▶ _WHAT IS BEING ASKED_: How many of the lines below hold the word "summary"? Answer only with the number.

● ● ●

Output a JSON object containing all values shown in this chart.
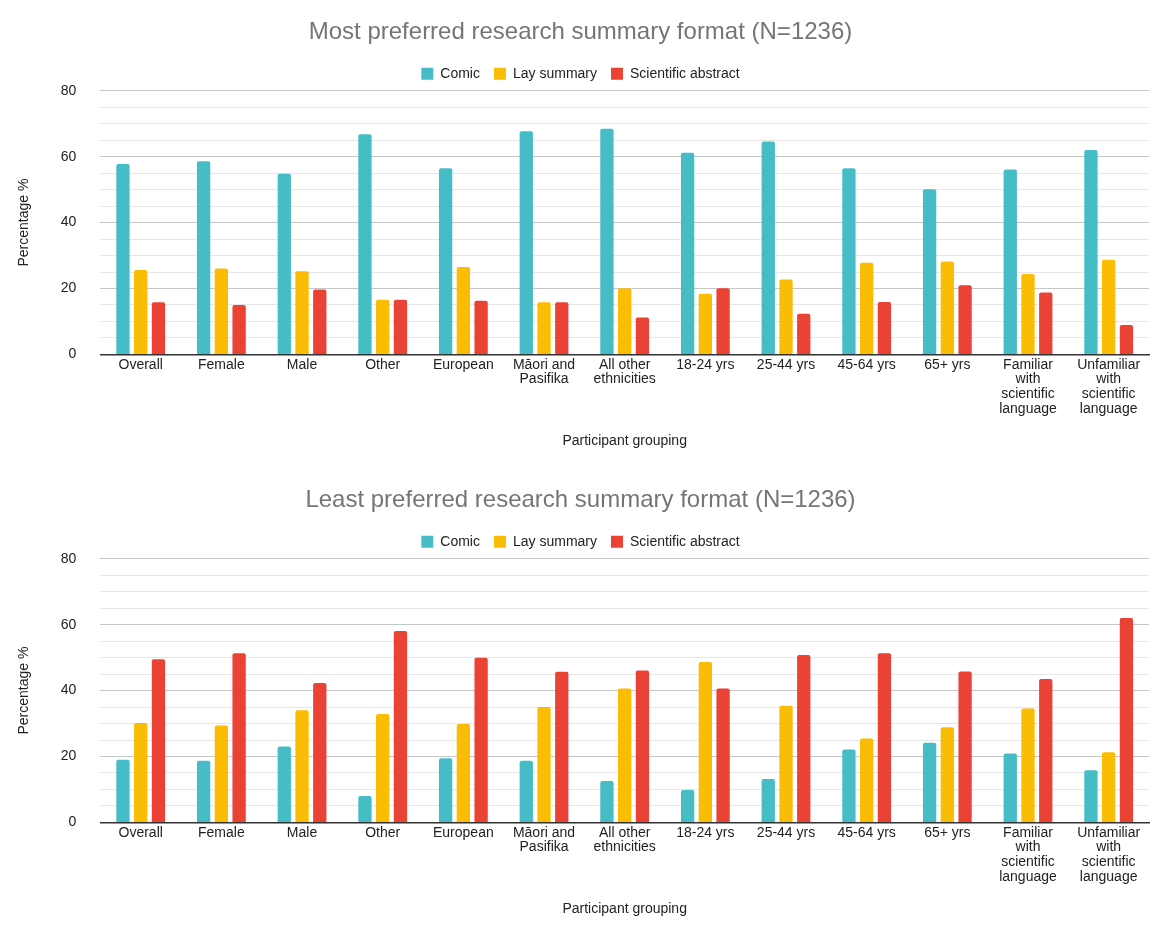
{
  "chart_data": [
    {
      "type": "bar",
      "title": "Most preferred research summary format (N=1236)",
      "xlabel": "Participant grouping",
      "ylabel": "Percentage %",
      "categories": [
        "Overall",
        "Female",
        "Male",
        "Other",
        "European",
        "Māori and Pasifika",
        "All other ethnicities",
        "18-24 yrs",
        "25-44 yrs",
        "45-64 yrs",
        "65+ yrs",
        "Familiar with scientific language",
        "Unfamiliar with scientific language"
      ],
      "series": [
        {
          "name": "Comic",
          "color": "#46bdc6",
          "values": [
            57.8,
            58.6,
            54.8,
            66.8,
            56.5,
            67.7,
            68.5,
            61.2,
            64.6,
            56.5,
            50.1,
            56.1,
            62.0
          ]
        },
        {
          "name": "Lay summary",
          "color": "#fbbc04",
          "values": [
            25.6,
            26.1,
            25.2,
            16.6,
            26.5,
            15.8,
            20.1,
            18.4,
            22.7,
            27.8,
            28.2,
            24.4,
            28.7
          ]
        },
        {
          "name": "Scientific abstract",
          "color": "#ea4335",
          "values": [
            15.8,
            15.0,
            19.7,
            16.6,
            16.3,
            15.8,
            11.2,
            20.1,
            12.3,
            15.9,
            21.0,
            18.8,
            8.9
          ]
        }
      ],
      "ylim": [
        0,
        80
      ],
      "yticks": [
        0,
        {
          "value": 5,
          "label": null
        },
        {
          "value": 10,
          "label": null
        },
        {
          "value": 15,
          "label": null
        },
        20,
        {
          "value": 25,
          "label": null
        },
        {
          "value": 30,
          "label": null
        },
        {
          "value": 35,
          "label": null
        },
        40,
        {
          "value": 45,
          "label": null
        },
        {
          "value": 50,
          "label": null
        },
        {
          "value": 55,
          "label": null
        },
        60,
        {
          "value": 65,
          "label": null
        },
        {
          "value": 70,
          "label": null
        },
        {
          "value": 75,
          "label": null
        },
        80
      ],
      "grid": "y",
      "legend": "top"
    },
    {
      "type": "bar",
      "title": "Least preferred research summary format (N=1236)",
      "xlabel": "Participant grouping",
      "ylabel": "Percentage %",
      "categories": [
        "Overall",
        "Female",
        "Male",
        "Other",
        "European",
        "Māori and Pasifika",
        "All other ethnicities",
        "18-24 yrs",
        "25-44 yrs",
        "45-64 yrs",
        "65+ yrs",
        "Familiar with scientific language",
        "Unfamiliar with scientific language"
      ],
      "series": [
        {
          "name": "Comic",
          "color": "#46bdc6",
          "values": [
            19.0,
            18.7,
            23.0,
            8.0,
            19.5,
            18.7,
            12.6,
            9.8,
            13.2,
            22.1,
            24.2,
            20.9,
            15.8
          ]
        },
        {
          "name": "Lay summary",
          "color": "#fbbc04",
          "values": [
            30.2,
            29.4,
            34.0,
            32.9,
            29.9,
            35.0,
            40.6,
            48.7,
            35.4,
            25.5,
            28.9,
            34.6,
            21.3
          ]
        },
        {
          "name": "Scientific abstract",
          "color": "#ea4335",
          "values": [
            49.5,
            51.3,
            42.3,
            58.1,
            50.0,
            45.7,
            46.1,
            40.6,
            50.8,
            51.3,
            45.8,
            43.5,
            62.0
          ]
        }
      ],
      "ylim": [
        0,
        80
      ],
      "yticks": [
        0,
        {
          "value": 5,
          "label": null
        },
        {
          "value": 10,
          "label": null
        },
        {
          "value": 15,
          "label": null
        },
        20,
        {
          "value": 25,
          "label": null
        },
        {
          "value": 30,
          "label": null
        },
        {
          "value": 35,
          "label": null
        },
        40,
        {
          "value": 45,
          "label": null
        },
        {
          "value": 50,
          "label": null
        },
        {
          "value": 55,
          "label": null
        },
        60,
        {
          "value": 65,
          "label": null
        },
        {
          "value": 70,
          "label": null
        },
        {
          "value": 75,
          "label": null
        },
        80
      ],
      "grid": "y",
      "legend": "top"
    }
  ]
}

● ● ●

▶ _TASK OUTPUT_: 4